▶ WYBRANY TEKST
────
Pełny tekst orzeczenia

  Sygn. akt: IV Kz 1203/18

POSTANOWIENIE

Dnia 28 stycznia 2019 r.

Sąd Okręgowy we Wrocławiu w IV Wydziale Karnym- Odwoławczym w składzie:

Przewodniczący: SSO Dorota Nowińska

Protokolant: Anna Jarosz

przy udziale

po rozpoznaniu na posiedzeniu w dniu 28 stycznia 2019 r.

w sprawie obwinionego A. B. (1)

zażalenia oskarżyciela publicznego Straży Miejskiej w W.

na postanowienie Sądu Rejonowego dla Wrocławia- Krzyków

z dnia 29 listopada 2018 r., sygn. akt: V W 727/18

w przedmiocie umorzenia postępowania

na podstawie art. 437 § 1 k.p.k. w zw. z art. 109 § 2 k.p.s.w.

p o s t a n o w i ł:

uchylić zaskarżone postanowienie i sprawę przekazać Sądowi Rejonowemu dla Wrocławia – Krzyków do rozpoznania.
────
▶ WPISY ZBIORU DANYCH
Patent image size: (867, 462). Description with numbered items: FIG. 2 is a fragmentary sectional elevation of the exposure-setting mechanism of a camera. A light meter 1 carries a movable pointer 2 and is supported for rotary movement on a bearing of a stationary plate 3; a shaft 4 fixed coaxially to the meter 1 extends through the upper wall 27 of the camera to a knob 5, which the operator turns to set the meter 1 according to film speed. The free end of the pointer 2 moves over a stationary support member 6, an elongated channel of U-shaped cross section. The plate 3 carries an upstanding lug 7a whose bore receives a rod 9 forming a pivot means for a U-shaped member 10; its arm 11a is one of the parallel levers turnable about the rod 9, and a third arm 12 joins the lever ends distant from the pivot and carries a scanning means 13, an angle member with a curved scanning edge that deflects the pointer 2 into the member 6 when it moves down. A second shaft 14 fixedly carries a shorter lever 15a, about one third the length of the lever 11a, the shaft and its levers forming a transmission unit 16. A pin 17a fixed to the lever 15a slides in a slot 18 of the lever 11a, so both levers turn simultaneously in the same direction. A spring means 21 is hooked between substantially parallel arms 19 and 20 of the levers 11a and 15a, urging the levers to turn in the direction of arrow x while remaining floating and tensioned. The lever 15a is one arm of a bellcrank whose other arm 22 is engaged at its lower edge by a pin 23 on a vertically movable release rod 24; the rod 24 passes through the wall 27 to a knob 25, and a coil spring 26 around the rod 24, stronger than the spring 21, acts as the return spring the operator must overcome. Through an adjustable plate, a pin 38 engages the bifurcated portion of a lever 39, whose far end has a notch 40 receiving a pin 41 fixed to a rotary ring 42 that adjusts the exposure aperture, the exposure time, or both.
────
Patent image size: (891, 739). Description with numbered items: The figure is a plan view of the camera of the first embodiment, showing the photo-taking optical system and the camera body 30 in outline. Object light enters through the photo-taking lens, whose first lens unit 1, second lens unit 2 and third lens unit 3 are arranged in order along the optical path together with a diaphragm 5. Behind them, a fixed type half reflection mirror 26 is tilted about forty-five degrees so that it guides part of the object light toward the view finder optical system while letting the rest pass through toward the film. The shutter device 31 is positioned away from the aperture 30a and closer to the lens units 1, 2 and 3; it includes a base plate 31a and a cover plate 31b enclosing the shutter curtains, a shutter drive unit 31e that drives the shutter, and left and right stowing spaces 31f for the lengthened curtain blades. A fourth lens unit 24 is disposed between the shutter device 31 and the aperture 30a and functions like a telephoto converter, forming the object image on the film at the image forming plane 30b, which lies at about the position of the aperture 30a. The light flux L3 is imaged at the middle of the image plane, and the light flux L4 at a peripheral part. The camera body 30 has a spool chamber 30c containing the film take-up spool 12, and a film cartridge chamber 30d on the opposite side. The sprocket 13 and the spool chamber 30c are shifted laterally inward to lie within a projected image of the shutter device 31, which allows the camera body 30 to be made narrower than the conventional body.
────
Przepisz w całości, słowo w słowo, postanowienie Sądu Okręgowego we Wrocławiu zamieszczone powyżej.

▶ WYNIK
Pełny tekst orzeczenia

  Sygn. akt: IV Kz 1203/18

POSTANOWIENIE

Dnia 28 stycznia 2019 r.

Sąd Okręgowy we Wrocławiu w IV Wydziale Karnym- Odwoławczym w składzie:

Przewodniczący: SSO Dorota Nowińska

Protokolant: Anna Jarosz

przy udziale

po rozpoznaniu na posiedzeniu w dniu 28 stycznia 2019 r.

w sprawie obwinionego A. B. (1)

zażalenia oskarżyciela publicznego Straży Miejskiej w W.

na postanowienie Sądu Rejonowego dla Wrocławia- Krzyków

z dnia 29 listopada 2018 r., sygn. akt: V W 727/18

w przedmiocie umorzenia postępowania

na podstawie art. 437 § 1 k.p.k. w zw. z art. 109 § 2 k.p.s.w.

p o s t a n o w i ł:

uchylić zaskarżone postanowienie i sprawę przekazać Sądowi Rejonowemu dla Wrocławia – Krzyków do rozpoznania.